(Set problem) Track down the lines that contain "Путина" and copy them.

Stored data
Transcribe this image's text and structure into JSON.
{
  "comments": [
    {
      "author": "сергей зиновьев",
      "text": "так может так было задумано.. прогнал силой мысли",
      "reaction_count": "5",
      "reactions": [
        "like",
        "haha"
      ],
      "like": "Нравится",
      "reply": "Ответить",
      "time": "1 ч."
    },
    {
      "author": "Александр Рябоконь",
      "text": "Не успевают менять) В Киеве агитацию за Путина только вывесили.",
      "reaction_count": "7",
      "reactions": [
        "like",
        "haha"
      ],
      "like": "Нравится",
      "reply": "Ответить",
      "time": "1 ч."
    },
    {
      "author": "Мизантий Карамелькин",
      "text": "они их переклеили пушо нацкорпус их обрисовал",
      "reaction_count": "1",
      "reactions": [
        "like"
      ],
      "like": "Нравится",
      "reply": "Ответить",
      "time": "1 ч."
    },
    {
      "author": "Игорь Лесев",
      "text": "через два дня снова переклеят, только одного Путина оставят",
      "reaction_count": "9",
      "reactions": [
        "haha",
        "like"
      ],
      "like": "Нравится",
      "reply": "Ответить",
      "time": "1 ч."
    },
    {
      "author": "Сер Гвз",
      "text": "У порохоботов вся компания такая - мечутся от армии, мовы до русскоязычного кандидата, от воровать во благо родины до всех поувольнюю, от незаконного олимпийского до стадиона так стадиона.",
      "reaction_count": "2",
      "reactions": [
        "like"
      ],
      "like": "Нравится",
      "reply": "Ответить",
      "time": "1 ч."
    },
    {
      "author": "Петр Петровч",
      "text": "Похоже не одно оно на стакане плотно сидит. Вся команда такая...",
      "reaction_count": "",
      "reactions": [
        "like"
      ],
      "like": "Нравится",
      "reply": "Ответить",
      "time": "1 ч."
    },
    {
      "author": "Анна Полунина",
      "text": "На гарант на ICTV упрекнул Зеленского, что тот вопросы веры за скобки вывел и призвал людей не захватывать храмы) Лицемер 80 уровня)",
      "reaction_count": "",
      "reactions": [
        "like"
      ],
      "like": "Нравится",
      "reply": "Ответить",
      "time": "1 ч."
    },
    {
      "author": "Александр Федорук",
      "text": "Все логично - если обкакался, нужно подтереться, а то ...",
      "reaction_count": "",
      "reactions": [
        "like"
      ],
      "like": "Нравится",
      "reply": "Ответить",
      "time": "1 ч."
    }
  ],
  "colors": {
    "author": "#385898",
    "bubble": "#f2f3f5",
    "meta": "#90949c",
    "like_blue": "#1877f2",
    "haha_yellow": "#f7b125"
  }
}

(Response to this task)
      "text": "Не успевают менять) В Киеве агитацию за Путина только вывесили.",
      "text": "через два дня снова переклеят, только одного Путина оставят",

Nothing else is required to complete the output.